Of the lines in the entries, how many hold the word "software"? Give that number alone.

--- begin ---

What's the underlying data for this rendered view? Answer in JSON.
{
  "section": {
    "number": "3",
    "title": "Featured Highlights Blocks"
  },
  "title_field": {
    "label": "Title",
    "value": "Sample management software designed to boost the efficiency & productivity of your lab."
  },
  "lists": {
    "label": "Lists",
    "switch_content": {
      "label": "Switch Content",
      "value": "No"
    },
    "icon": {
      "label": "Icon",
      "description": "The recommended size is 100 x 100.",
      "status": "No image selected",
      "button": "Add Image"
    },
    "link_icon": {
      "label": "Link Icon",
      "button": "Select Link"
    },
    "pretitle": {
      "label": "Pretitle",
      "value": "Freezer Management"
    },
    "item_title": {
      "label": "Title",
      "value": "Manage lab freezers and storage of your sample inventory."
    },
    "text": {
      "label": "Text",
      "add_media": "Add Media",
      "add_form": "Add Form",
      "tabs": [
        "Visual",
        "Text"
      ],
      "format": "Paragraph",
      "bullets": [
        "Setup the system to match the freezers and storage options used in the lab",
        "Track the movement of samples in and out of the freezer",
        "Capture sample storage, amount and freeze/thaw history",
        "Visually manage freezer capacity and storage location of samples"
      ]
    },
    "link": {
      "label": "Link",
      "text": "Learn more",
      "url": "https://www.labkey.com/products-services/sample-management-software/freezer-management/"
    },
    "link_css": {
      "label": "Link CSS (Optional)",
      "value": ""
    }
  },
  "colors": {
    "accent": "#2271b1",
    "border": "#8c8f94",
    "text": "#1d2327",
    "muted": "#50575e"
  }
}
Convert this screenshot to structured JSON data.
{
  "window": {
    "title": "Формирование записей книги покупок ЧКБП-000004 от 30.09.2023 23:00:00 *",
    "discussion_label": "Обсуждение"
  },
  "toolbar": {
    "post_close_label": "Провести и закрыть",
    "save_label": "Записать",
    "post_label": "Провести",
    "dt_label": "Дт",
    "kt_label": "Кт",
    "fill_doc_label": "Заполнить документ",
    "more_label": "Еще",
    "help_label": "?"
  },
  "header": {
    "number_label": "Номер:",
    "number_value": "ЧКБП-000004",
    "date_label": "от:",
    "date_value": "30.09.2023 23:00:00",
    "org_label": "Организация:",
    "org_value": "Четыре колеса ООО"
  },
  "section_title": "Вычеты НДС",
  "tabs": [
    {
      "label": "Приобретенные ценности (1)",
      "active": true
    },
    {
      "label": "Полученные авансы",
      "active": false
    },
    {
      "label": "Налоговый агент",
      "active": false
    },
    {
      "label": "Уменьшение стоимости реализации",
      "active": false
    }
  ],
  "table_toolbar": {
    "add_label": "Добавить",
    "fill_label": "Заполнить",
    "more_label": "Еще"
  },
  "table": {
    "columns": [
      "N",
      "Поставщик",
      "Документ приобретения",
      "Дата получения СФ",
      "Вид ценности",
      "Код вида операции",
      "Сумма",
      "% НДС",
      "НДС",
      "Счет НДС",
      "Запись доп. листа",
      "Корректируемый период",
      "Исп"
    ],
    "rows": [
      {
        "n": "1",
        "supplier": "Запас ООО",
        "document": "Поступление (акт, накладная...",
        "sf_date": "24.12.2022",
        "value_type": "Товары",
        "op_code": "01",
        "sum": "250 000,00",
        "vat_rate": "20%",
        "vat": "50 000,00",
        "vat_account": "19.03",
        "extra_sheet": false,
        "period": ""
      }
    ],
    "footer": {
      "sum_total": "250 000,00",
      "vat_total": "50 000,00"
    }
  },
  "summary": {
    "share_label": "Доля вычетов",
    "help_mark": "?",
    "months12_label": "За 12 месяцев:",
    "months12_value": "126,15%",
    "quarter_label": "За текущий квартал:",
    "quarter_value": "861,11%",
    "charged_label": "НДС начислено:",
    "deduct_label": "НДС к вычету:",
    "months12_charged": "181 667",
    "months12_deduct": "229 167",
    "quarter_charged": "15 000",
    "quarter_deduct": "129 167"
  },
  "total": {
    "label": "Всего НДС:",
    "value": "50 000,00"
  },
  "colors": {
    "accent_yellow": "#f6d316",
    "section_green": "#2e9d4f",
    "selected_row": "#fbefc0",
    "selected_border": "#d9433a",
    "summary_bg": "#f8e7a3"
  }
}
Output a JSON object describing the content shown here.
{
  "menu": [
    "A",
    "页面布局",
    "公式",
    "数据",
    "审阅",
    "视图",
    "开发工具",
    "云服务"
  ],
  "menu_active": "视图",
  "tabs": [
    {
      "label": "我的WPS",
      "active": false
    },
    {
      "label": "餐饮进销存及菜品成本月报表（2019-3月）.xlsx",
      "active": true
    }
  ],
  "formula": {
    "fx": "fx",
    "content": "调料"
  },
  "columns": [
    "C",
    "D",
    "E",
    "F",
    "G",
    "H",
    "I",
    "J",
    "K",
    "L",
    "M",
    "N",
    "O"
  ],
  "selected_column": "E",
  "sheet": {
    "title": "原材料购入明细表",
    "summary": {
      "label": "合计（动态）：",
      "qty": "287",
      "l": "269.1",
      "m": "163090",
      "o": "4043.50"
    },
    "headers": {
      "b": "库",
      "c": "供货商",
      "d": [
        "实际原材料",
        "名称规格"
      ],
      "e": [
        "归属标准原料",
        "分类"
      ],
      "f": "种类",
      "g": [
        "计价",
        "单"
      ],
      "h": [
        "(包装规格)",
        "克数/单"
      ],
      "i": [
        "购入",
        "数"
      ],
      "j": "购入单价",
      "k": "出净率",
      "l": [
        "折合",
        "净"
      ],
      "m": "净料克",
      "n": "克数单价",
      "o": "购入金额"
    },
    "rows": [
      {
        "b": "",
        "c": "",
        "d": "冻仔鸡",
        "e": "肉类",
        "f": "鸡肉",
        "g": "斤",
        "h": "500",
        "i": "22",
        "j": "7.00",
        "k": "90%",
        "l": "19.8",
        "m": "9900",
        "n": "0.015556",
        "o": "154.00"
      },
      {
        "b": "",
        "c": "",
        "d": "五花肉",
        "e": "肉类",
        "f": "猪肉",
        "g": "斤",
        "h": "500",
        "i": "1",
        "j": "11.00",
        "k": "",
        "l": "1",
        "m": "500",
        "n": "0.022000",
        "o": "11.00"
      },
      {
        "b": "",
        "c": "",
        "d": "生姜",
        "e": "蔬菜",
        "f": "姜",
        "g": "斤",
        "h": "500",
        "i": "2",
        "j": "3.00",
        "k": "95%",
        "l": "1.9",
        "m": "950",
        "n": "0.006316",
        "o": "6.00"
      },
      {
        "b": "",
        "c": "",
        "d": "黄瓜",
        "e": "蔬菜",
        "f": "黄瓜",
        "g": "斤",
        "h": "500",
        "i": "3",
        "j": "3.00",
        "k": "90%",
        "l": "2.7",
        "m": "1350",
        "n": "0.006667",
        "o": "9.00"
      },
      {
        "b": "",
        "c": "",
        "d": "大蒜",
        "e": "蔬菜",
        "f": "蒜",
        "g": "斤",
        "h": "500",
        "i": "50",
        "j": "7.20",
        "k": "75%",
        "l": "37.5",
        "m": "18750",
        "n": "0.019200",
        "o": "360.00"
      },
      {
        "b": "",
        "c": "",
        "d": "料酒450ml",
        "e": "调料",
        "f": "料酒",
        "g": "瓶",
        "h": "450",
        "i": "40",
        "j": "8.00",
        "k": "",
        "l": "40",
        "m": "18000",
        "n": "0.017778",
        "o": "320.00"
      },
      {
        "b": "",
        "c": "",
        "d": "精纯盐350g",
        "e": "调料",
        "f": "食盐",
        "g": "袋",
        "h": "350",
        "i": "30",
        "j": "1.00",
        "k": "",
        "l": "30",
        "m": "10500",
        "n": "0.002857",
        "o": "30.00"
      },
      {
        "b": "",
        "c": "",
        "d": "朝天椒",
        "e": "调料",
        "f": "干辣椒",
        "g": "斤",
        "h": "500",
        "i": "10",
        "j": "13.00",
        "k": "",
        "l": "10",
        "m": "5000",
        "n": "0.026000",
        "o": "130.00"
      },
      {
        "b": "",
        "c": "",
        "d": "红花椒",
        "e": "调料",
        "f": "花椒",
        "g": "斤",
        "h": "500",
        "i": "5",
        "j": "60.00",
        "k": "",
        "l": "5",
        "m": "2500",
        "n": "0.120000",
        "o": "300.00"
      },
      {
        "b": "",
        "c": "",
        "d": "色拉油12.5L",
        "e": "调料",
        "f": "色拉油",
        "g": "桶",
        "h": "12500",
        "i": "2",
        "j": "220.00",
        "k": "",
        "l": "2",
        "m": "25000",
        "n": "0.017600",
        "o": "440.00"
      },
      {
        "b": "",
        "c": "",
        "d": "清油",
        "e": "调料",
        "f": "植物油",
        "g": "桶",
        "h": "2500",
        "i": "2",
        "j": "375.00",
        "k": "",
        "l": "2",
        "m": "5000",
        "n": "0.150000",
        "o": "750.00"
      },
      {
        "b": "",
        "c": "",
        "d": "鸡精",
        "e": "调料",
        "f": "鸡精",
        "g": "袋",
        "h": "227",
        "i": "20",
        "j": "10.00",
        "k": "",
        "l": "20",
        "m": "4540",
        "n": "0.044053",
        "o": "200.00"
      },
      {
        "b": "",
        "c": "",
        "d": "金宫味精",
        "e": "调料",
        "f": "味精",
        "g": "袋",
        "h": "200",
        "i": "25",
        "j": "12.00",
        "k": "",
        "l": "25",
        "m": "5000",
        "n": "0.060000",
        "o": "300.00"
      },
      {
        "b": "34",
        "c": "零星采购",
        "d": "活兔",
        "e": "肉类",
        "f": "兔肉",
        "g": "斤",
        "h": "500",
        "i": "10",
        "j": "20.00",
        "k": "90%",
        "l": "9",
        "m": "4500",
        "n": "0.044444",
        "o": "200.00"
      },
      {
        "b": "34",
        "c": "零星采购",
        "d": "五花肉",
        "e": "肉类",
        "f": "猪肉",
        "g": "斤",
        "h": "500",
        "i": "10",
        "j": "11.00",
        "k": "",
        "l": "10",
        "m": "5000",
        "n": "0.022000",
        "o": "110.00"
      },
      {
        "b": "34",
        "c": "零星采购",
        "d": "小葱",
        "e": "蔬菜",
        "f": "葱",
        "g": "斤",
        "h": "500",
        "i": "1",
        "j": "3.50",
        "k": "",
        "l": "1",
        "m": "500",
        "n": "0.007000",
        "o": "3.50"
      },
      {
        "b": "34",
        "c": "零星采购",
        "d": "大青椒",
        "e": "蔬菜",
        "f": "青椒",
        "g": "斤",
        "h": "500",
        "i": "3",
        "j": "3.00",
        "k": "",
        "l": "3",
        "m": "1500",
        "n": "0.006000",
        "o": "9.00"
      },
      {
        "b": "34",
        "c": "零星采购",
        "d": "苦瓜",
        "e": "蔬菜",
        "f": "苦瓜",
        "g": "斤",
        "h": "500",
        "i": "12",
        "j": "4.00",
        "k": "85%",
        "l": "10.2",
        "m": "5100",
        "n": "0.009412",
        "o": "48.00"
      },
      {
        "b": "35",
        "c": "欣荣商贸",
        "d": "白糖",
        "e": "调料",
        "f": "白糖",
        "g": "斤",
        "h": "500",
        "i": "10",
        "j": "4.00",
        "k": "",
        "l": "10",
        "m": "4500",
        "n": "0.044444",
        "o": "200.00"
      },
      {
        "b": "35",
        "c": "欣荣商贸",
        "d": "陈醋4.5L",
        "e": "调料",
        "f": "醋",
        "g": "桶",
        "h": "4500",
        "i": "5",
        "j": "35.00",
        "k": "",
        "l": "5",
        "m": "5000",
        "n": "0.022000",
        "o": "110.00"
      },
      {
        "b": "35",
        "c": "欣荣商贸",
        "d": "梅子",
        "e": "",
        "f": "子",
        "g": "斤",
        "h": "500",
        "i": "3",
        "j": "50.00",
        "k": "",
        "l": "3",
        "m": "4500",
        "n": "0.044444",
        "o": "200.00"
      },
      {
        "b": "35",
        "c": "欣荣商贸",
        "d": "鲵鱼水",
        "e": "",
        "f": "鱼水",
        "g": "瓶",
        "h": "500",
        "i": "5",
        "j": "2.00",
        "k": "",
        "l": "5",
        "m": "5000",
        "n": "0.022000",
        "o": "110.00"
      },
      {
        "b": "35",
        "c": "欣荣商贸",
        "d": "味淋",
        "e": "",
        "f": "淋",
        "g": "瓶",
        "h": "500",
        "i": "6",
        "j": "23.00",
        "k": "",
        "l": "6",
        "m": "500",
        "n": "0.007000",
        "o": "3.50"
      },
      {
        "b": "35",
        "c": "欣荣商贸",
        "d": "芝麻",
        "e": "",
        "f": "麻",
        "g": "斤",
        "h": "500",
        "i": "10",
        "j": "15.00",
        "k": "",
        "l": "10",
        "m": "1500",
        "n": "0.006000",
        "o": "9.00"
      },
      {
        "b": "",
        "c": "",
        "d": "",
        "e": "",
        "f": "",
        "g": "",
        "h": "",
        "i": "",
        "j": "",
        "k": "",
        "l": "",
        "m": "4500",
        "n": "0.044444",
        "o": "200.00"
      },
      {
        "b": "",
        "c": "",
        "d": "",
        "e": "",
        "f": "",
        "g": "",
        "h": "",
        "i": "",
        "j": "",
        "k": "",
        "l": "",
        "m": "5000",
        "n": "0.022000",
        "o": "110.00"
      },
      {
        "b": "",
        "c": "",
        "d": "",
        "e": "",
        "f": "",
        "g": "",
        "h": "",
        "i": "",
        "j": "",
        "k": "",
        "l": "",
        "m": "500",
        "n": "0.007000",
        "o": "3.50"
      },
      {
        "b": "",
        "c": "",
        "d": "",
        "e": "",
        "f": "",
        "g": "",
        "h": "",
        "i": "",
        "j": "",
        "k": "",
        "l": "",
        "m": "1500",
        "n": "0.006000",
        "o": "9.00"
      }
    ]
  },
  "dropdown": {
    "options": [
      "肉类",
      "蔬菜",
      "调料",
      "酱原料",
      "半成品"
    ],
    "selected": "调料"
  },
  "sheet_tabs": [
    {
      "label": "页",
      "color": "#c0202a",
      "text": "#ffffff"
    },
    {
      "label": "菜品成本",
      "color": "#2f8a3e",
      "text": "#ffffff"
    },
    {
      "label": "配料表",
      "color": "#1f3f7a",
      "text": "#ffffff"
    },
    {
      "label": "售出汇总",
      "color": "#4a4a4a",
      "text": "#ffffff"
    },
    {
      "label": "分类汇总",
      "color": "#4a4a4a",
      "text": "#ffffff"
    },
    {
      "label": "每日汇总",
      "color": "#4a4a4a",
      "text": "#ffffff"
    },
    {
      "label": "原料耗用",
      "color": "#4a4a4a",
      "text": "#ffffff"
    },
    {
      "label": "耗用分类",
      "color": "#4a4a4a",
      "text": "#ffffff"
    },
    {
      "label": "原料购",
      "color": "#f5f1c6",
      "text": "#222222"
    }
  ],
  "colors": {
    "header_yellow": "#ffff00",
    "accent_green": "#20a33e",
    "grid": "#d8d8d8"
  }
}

--- end ---

Solution for this exercise >>
2